::: Data for this exercise

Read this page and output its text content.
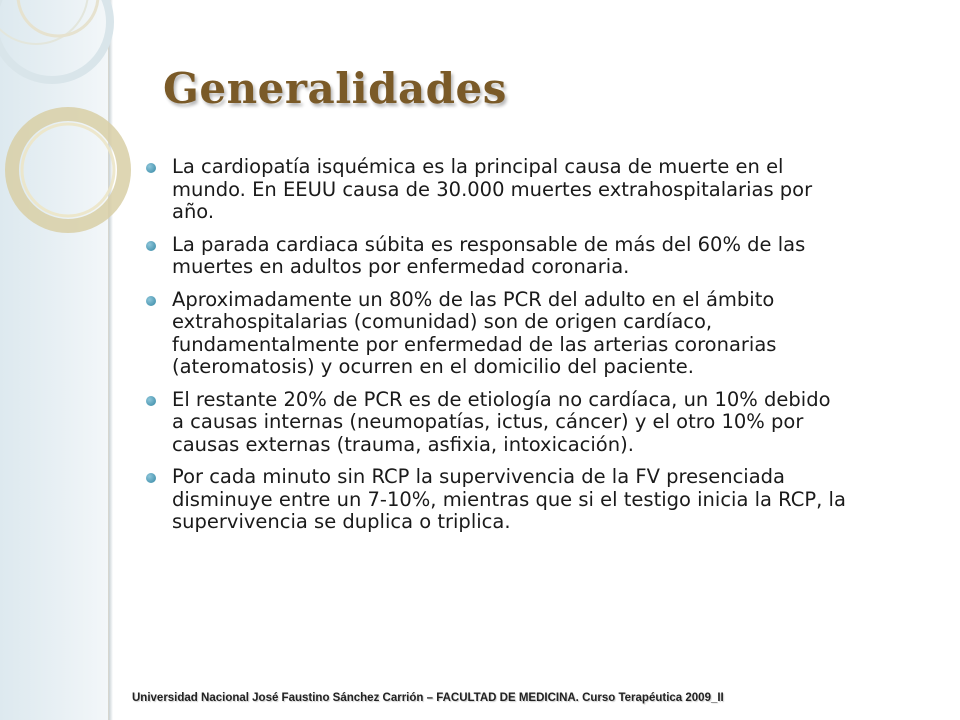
Generalidades
La cardiopatía isquémica es la principal causa de muerte en el mundo. En EEUU causa de 30.000 muertes extrahospitalarias por año.
La parada cardiaca súbita es responsable de más del 60% de las muertes en adultos por enfermedad coronaria.
Aproximadamente un 80% de las PCR del adulto en el ámbito extrahospitalarias (comunidad) son de origen cardíaco, fundamentalmente por enfermedad de las arterias coronarias (ateromatosis) y ocurren en el domicilio del paciente.
El restante 20% de PCR es de etiología no cardíaca, un 10% debido a causas internas (neumopatías, ictus, cáncer) y el otro 10% por causas externas (trauma, asfixia, intoxicación).
Por cada minuto sin RCP la supervivencia de la FV presenciada disminuye entre un 7-10%, mientras que si el testigo inicia la RCP, la supervivencia se duplica o triplica.
Universidad Nacional José Faustino Sánchez Carrión – FACULTAD DE MEDICINA. Curso Terapéutica 2009_II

::::::

What is asked: Pictures don't belong in the copy. Restate all the entries exactly.

Answer to the problem:
Read this page and output its text content.
Generalidades
La cardiopatía isquémica es la principal causa de muerte en el mundo. En EEUU causa de 30.000 muertes extrahospitalarias por año.
La parada cardiaca súbita es responsable de más del 60% de las muertes en adultos por enfermedad coronaria.
Aproximadamente un 80% de las PCR del adulto en el ámbito extrahospitalarias (comunidad) son de origen cardíaco, fundamentalmente por enfermedad de las arterias coronarias (ateromatosis) y ocurren en el domicilio del paciente.
El restante 20% de PCR es de etiología no cardíaca, un 10% debido a causas internas (neumopatías, ictus, cáncer) y el otro 10% por causas externas (trauma, asfixia, intoxicación).
Por cada minuto sin RCP la supervivencia de la FV presenciada disminuye entre un 7-10%, mientras que si el testigo inicia la RCP, la supervivencia se duplica o triplica.
Universidad Nacional José Faustino Sánchez Carrión – FACULTAD DE MEDICINA. Curso Terapéutica 2009_II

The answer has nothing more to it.